Extracted records
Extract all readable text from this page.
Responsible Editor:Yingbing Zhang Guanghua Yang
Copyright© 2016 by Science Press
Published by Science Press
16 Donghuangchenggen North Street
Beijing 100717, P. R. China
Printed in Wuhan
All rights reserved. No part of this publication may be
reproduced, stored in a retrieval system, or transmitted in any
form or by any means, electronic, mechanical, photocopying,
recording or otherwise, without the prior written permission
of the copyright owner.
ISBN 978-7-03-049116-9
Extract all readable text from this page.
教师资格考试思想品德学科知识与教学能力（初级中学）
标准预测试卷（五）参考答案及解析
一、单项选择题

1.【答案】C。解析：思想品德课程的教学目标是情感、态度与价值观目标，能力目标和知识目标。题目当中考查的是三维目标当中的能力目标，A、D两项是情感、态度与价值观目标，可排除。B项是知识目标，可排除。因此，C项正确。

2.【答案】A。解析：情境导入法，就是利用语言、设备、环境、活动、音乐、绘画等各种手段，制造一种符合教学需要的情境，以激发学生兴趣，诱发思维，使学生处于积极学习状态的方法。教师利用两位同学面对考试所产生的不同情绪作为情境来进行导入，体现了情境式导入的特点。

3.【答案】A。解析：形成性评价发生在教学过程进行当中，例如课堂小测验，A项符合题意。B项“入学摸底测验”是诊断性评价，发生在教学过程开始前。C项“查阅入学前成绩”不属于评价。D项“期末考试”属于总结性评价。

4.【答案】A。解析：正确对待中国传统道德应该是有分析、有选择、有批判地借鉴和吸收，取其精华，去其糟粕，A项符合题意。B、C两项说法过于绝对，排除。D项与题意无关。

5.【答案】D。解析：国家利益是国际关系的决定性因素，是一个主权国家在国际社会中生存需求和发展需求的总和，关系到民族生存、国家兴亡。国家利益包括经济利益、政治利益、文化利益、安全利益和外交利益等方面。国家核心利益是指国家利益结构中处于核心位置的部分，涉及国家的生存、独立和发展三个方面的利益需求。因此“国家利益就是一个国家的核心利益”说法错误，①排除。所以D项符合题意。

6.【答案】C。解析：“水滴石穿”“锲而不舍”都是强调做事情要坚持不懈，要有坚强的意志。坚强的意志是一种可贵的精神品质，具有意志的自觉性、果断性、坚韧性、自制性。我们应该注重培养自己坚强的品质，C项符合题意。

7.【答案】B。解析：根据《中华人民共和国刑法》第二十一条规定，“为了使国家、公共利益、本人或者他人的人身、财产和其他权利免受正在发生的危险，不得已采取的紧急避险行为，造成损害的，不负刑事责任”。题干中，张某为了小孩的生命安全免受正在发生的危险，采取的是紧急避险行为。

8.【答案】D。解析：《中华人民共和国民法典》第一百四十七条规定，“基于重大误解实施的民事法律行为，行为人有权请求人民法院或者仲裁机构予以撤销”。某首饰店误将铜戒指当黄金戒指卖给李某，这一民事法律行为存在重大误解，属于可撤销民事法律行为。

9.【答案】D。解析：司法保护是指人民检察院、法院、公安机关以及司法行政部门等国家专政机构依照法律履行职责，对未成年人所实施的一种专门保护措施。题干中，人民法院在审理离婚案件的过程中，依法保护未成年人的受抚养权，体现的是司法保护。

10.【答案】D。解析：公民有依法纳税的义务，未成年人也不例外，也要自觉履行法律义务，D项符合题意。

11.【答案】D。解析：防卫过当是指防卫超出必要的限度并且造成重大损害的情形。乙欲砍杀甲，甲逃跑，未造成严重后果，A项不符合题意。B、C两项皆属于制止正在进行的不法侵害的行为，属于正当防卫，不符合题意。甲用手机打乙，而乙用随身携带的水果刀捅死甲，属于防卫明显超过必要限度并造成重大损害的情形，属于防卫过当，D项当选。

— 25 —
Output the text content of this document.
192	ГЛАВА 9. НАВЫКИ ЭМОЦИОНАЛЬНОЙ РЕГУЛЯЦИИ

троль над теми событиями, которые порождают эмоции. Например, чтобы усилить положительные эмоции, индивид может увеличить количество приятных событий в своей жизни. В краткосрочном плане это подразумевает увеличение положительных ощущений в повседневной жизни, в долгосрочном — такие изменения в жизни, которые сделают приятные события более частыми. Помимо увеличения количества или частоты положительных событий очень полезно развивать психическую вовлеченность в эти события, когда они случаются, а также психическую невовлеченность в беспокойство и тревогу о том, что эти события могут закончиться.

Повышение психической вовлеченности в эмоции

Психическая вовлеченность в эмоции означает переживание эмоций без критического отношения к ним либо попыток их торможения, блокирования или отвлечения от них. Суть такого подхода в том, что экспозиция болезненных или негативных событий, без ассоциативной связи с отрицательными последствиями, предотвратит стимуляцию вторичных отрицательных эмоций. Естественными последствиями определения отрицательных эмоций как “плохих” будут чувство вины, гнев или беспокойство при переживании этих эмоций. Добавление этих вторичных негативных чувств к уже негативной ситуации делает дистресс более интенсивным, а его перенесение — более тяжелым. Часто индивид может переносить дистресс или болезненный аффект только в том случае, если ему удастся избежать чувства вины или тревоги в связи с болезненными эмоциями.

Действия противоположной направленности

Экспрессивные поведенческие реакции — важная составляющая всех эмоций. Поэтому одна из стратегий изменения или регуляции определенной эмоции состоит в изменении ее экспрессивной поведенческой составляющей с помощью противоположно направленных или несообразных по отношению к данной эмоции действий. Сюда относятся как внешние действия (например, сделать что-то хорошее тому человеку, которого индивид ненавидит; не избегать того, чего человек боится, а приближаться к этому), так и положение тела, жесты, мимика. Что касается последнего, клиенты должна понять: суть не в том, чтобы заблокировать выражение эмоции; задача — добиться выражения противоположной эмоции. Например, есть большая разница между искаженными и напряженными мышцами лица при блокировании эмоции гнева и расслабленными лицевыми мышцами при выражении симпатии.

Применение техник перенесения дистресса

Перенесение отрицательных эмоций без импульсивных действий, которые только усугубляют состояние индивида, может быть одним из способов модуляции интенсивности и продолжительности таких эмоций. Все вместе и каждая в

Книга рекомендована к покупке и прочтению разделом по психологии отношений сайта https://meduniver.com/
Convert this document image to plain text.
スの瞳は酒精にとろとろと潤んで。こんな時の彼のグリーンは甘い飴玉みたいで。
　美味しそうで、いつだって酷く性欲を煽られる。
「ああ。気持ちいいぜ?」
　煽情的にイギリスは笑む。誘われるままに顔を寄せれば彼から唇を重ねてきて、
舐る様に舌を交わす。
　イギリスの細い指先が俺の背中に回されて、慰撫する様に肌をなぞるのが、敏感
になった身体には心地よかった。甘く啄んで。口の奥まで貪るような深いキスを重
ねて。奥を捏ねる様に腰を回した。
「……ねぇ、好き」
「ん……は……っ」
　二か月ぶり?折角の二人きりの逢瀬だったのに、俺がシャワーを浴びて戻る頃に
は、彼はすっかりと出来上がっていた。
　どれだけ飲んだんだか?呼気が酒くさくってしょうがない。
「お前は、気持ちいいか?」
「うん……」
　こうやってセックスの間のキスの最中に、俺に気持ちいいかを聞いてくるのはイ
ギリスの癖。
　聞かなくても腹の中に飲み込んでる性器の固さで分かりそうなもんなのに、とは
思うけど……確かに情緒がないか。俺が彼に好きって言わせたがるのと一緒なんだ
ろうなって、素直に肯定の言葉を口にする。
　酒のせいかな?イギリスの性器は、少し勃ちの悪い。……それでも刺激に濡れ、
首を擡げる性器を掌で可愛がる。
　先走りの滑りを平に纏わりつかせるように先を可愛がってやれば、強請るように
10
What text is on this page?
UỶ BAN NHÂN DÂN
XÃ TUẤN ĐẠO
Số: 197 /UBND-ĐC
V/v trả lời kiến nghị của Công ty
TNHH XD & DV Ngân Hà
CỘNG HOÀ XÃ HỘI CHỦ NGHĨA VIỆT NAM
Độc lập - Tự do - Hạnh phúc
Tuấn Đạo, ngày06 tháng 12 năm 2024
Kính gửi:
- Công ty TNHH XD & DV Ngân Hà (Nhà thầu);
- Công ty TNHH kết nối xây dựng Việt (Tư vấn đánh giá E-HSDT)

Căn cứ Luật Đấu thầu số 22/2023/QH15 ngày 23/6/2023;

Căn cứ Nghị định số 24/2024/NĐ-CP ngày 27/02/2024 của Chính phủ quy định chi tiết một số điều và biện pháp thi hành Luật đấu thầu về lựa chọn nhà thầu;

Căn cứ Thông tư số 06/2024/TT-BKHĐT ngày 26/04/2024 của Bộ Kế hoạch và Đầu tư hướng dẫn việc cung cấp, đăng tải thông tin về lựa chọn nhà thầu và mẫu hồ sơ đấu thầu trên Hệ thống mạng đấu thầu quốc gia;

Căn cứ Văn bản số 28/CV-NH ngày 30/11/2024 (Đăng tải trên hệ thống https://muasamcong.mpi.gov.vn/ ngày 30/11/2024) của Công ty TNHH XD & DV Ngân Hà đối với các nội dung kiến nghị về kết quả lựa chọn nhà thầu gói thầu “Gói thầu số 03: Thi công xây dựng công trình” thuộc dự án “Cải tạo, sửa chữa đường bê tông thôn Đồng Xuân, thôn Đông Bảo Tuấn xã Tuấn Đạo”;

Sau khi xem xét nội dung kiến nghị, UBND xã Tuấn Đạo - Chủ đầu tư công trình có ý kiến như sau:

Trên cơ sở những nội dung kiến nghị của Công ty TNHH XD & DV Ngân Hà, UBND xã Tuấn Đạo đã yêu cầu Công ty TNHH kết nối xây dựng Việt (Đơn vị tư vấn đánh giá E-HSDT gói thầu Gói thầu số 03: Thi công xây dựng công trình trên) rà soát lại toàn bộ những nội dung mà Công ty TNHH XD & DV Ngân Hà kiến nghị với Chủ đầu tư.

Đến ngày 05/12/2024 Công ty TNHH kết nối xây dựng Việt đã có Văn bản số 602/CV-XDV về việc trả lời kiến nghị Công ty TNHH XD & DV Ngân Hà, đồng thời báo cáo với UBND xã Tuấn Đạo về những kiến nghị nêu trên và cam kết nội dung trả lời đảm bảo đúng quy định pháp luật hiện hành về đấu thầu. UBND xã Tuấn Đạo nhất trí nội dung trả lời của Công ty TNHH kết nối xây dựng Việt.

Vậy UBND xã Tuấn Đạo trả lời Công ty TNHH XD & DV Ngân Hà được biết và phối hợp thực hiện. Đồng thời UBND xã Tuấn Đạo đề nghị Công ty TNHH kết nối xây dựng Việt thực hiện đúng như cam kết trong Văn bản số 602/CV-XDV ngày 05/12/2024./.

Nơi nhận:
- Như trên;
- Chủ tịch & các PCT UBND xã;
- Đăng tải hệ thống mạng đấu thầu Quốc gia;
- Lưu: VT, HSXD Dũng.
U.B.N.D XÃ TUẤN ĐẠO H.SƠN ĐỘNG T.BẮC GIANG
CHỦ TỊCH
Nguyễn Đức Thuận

[Aim of the exercise] Track down all lines above with the string "https" and copy them.

[Answer for the task]
Книга рекомендована к покупке и прочтению разделом по психологии отношений сайта https://meduniver.com/
Căn cứ Văn bản số 28/CV-NH ngày 30/11/2024 (Đăng tải trên hệ thống https://muasamcong.mpi.gov.vn/ ngày 30/11/2024) của Công ty TNHH XD & DV Ngân Hà đối với các nội dung kiến nghị về kết quả lựa chọn nhà thầu gói thầu “Gói thầu số 03: Thi công xây dựng công trình” thuộc dự án “Cải tạo, sửa chữa đường bê tông thôn Đồng Xuân, thôn Đông Bảo Tuấn xã Tuấn Đạo”;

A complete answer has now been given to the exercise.